Work instructions —
Pictures in the data below are not part of the copy; transcribe everything else exactly.
[Begin Task data]
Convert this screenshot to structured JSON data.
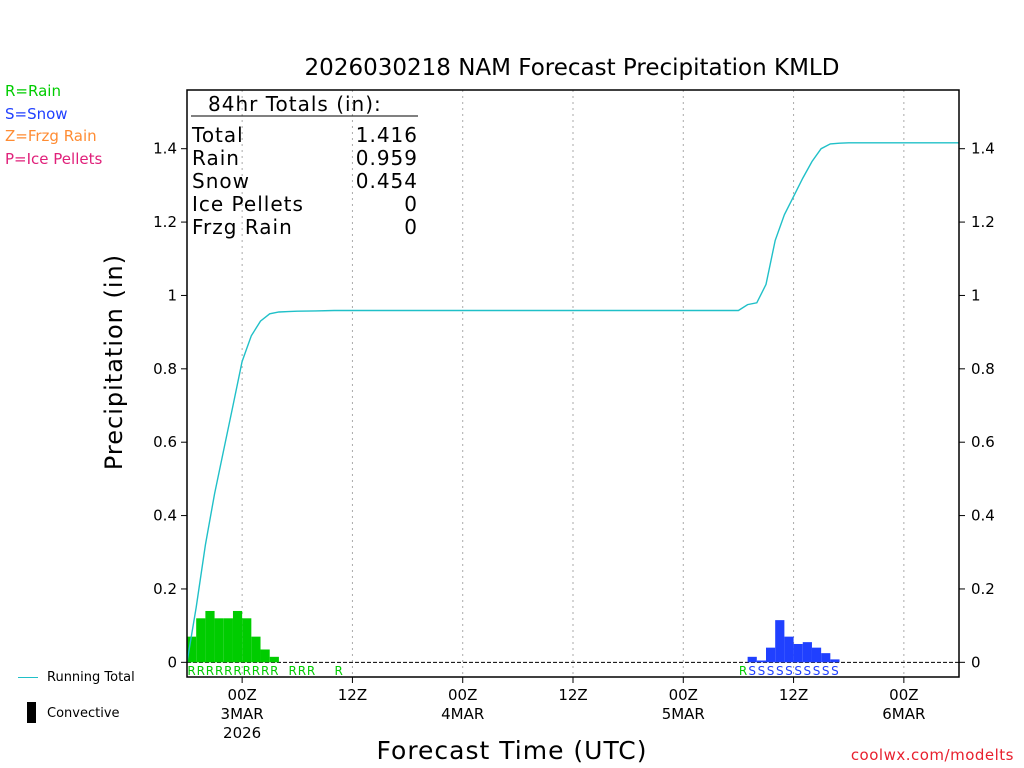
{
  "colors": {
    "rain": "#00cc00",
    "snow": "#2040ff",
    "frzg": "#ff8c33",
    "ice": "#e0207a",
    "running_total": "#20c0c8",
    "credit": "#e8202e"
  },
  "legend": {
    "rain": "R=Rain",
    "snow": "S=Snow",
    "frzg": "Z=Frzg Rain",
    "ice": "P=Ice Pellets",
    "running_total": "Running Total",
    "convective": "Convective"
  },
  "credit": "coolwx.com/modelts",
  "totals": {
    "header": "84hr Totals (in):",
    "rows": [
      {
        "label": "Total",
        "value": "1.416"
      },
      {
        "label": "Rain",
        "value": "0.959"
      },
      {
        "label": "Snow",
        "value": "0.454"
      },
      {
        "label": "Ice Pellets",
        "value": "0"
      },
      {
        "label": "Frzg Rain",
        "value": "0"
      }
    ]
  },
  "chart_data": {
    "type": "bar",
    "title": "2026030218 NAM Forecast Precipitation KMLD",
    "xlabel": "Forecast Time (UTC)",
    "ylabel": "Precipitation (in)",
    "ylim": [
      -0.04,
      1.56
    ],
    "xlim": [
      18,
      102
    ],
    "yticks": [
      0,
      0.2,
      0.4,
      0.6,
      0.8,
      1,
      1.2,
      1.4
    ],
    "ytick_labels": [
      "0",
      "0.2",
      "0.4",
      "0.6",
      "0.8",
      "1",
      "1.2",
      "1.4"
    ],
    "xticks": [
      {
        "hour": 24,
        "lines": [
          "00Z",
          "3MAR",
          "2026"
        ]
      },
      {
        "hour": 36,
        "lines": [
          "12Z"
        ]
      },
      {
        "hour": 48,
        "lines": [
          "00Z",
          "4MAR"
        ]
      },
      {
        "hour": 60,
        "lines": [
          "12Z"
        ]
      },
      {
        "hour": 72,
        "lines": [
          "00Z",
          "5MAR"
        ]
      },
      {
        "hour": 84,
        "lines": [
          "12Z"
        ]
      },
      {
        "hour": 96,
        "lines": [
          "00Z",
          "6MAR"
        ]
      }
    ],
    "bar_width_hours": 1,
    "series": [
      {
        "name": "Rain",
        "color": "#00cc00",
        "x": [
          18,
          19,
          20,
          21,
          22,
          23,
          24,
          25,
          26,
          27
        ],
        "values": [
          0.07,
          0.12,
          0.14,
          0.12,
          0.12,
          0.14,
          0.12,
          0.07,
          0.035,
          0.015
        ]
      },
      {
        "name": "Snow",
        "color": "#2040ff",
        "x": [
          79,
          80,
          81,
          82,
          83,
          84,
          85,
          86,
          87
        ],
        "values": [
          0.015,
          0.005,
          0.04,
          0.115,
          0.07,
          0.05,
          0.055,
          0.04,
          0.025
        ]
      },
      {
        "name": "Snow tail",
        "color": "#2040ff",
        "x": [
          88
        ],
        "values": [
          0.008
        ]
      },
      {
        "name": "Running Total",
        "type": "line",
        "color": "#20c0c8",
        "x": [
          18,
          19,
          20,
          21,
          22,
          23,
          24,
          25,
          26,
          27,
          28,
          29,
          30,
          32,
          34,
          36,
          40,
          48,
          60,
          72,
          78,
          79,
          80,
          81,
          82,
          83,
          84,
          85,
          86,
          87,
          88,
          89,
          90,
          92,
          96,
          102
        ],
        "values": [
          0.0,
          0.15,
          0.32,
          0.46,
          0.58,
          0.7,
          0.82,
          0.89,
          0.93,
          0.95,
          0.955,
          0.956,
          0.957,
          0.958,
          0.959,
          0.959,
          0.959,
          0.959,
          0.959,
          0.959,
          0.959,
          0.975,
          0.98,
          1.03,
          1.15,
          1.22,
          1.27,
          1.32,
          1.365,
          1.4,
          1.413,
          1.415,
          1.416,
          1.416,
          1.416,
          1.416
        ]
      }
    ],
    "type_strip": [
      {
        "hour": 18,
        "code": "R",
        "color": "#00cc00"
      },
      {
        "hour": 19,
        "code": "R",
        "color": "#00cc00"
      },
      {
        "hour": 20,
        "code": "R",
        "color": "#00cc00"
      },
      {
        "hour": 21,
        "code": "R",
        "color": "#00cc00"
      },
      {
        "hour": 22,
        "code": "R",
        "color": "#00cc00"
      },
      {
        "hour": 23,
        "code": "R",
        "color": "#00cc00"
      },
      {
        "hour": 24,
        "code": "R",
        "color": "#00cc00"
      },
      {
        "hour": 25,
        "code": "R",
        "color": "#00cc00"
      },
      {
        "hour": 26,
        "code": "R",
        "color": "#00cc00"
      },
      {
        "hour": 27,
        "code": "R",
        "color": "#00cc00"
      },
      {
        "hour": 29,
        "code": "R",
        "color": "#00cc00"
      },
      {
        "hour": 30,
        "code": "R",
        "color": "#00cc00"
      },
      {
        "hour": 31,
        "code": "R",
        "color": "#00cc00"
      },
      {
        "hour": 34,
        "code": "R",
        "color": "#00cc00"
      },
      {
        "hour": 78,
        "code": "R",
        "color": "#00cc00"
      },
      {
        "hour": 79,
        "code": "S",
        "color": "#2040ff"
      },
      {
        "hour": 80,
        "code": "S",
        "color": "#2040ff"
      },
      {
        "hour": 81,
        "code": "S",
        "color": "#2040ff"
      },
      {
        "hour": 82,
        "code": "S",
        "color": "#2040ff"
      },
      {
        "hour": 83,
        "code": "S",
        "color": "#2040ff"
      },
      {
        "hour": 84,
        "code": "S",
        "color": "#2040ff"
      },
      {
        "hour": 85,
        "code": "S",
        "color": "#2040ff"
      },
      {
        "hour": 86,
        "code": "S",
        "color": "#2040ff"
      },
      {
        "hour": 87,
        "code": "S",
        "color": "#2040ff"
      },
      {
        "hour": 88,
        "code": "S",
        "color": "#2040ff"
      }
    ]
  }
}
[End Task data]
Solution to this problem —
Convert this screenshot to structured JSON data.
{
  "colors": {
    "rain": "#00cc00",
    "snow": "#2040ff",
    "frzg": "#ff8c33",
    "ice": "#e0207a",
    "running_total": "#20c0c8",
    "credit": "#e8202e"
  },
  "legend": {
    "rain": "R=Rain",
    "snow": "S=Snow",
    "frzg": "Z=Frzg Rain",
    "ice": "P=Ice Pellets",
    "running_total": "Running Total",
    "convective": "Convective"
  },
  "credit": "coolwx.com/modelts",
  "totals": {
    "header": "84hr Totals (in):",
    "rows": [
      {
        "label": "Total",
        "value": "1.416"
      },
      {
        "label": "Rain",
        "value": "0.959"
      },
      {
        "label": "Snow",
        "value": "0.454"
      },
      {
        "label": "Ice Pellets",
        "value": "0"
      },
      {
        "label": "Frzg Rain",
        "value": "0"
      }
    ]
  },
  "chart_data": {
    "type": "bar",
    "title": "2026030218 NAM Forecast Precipitation KMLD",
    "xlabel": "Forecast Time (UTC)",
    "ylabel": "Precipitation (in)",
    "ylim": [
      -0.04,
      1.56
    ],
    "xlim": [
      18,
      102
    ],
    "yticks": [
      0,
      0.2,
      0.4,
      0.6,
      0.8,
      1,
      1.2,
      1.4
    ],
    "ytick_labels": [
      "0",
      "0.2",
      "0.4",
      "0.6",
      "0.8",
      "1",
      "1.2",
      "1.4"
    ],
    "xticks": [
      {
        "hour": 24,
        "lines": [
          "00Z",
          "3MAR",
          "2026"
        ]
      },
      {
        "hour": 36,
        "lines": [
          "12Z"
        ]
      },
      {
        "hour": 48,
        "lines": [
          "00Z",
          "4MAR"
        ]
      },
      {
        "hour": 60,
        "lines": [
          "12Z"
        ]
      },
      {
        "hour": 72,
        "lines": [
          "00Z",
          "5MAR"
        ]
      },
      {
        "hour": 84,
        "lines": [
          "12Z"
        ]
      },
      {
        "hour": 96,
        "lines": [
          "00Z",
          "6MAR"
        ]
      }
    ],
    "bar_width_hours": 1,
    "series": [
      {
        "name": "Rain",
        "color": "#00cc00",
        "x": [
          18,
          19,
          20,
          21,
          22,
          23,
          24,
          25,
          26,
          27
        ],
        "values": [
          0.07,
          0.12,
          0.14,
          0.12,
          0.12,
          0.14,
          0.12,
          0.07,
          0.035,
          0.015
        ]
      },
      {
        "name": "Snow",
        "color": "#2040ff",
        "x": [
          79,
          80,
          81,
          82,
          83,
          84,
          85,
          86,
          87
        ],
        "values": [
          0.015,
          0.005,
          0.04,
          0.115,
          0.07,
          0.05,
          0.055,
          0.04,
          0.025
        ]
      },
      {
        "name": "Snow tail",
        "color": "#2040ff",
        "x": [
          88
        ],
        "values": [
          0.008
        ]
      },
      {
        "name": "Running Total",
        "type": "line",
        "color": "#20c0c8",
        "x": [
          18,
          19,
          20,
          21,
          22,
          23,
          24,
          25,
          26,
          27,
          28,
          29,
          30,
          32,
          34,
          36,
          40,
          48,
          60,
          72,
          78,
          79,
          80,
          81,
          82,
          83,
          84,
          85,
          86,
          87,
          88,
          89,
          90,
          92,
          96,
          102
        ],
        "values": [
          0.0,
          0.15,
          0.32,
          0.46,
          0.58,
          0.7,
          0.82,
          0.89,
          0.93,
          0.95,
          0.955,
          0.956,
          0.957,
          0.958,
          0.959,
          0.959,
          0.959,
          0.959,
          0.959,
          0.959,
          0.959,
          0.975,
          0.98,
          1.03,
          1.15,
          1.22,
          1.27,
          1.32,
          1.365,
          1.4,
          1.413,
          1.415,
          1.416,
          1.416,
          1.416,
          1.416
        ]
      }
    ],
    "type_strip": [
      {
        "hour": 18,
        "code": "R",
        "color": "#00cc00"
      },
      {
        "hour": 19,
        "code": "R",
        "color": "#00cc00"
      },
      {
        "hour": 20,
        "code": "R",
        "color": "#00cc00"
      },
      {
        "hour": 21,
        "code": "R",
        "color": "#00cc00"
      },
      {
        "hour": 22,
        "code": "R",
        "color": "#00cc00"
      },
      {
        "hour": 23,
        "code": "R",
        "color": "#00cc00"
      },
      {
        "hour": 24,
        "code": "R",
        "color": "#00cc00"
      },
      {
        "hour": 25,
        "code": "R",
        "color": "#00cc00"
      },
      {
        "hour": 26,
        "code": "R",
        "color": "#00cc00"
      },
      {
        "hour": 27,
        "code": "R",
        "color": "#00cc00"
      },
      {
        "hour": 29,
        "code": "R",
        "color": "#00cc00"
      },
      {
        "hour": 30,
        "code": "R",
        "color": "#00cc00"
      },
      {
        "hour": 31,
        "code": "R",
        "color": "#00cc00"
      },
      {
        "hour": 34,
        "code": "R",
        "color": "#00cc00"
      },
      {
        "hour": 78,
        "code": "R",
        "color": "#00cc00"
      },
      {
        "hour": 79,
        "code": "S",
        "color": "#2040ff"
      },
      {
        "hour": 80,
        "code": "S",
        "color": "#2040ff"
      },
      {
        "hour": 81,
        "code": "S",
        "color": "#2040ff"
      },
      {
        "hour": 82,
        "code": "S",
        "color": "#2040ff"
      },
      {
        "hour": 83,
        "code": "S",
        "color": "#2040ff"
      },
      {
        "hour": 84,
        "code": "S",
        "color": "#2040ff"
      },
      {
        "hour": 85,
        "code": "S",
        "color": "#2040ff"
      },
      {
        "hour": 86,
        "code": "S",
        "color": "#2040ff"
      },
      {
        "hour": 87,
        "code": "S",
        "color": "#2040ff"
      },
      {
        "hour": 88,
        "code": "S",
        "color": "#2040ff"
      }
    ]
  }
}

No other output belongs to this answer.